-- Begin --
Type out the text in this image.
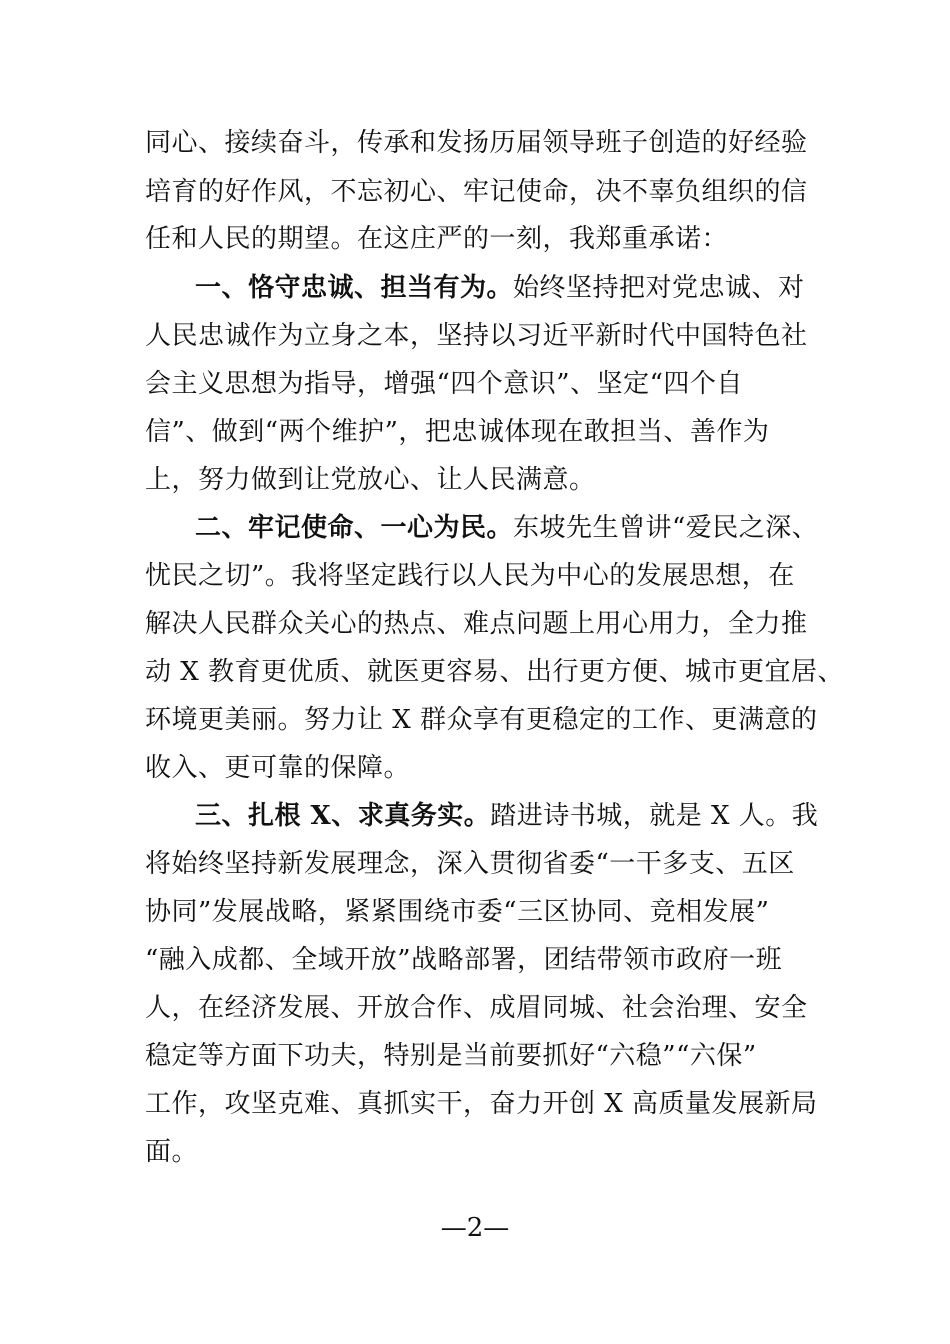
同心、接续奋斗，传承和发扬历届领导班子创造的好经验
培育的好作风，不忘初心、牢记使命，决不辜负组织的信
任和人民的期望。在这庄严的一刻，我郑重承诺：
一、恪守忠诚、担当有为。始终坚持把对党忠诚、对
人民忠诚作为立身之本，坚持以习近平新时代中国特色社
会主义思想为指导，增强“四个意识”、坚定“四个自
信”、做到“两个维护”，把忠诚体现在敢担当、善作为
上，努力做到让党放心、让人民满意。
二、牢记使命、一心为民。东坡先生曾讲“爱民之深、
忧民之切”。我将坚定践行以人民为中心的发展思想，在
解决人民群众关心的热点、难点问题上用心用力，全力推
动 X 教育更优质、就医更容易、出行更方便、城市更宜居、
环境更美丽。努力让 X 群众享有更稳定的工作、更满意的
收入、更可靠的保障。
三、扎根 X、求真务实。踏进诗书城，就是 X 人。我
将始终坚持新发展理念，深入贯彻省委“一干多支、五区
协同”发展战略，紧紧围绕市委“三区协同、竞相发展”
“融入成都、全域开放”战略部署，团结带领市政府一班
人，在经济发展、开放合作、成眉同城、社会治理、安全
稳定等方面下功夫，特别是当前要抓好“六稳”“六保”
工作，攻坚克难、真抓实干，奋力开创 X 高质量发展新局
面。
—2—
-- End --
— DIRECTIVE —
Copy the records exactly. Skip the pictures.

— TASK RESPONSE —
Type out the text in this image.
同心、接续奋斗，传承和发扬历届领导班子创造的好经验
培育的好作风，不忘初心、牢记使命，决不辜负组织的信
任和人民的期望。在这庄严的一刻，我郑重承诺：
一、恪守忠诚、担当有为。始终坚持把对党忠诚、对
人民忠诚作为立身之本，坚持以习近平新时代中国特色社
会主义思想为指导，增强“四个意识”、坚定“四个自
信”、做到“两个维护”，把忠诚体现在敢担当、善作为
上，努力做到让党放心、让人民满意。
二、牢记使命、一心为民。东坡先生曾讲“爱民之深、
忧民之切”。我将坚定践行以人民为中心的发展思想，在
解决人民群众关心的热点、难点问题上用心用力，全力推
动 X 教育更优质、就医更容易、出行更方便、城市更宜居、
环境更美丽。努力让 X 群众享有更稳定的工作、更满意的
收入、更可靠的保障。
三、扎根 X、求真务实。踏进诗书城，就是 X 人。我
将始终坚持新发展理念，深入贯彻省委“一干多支、五区
协同”发展战略，紧紧围绕市委“三区协同、竞相发展”
“融入成都、全域开放”战略部署，团结带领市政府一班
人，在经济发展、开放合作、成眉同城、社会治理、安全
稳定等方面下功夫，特别是当前要抓好“六稳”“六保”
工作，攻坚克难、真抓实干，奋力开创 X 高质量发展新局
面。
—2—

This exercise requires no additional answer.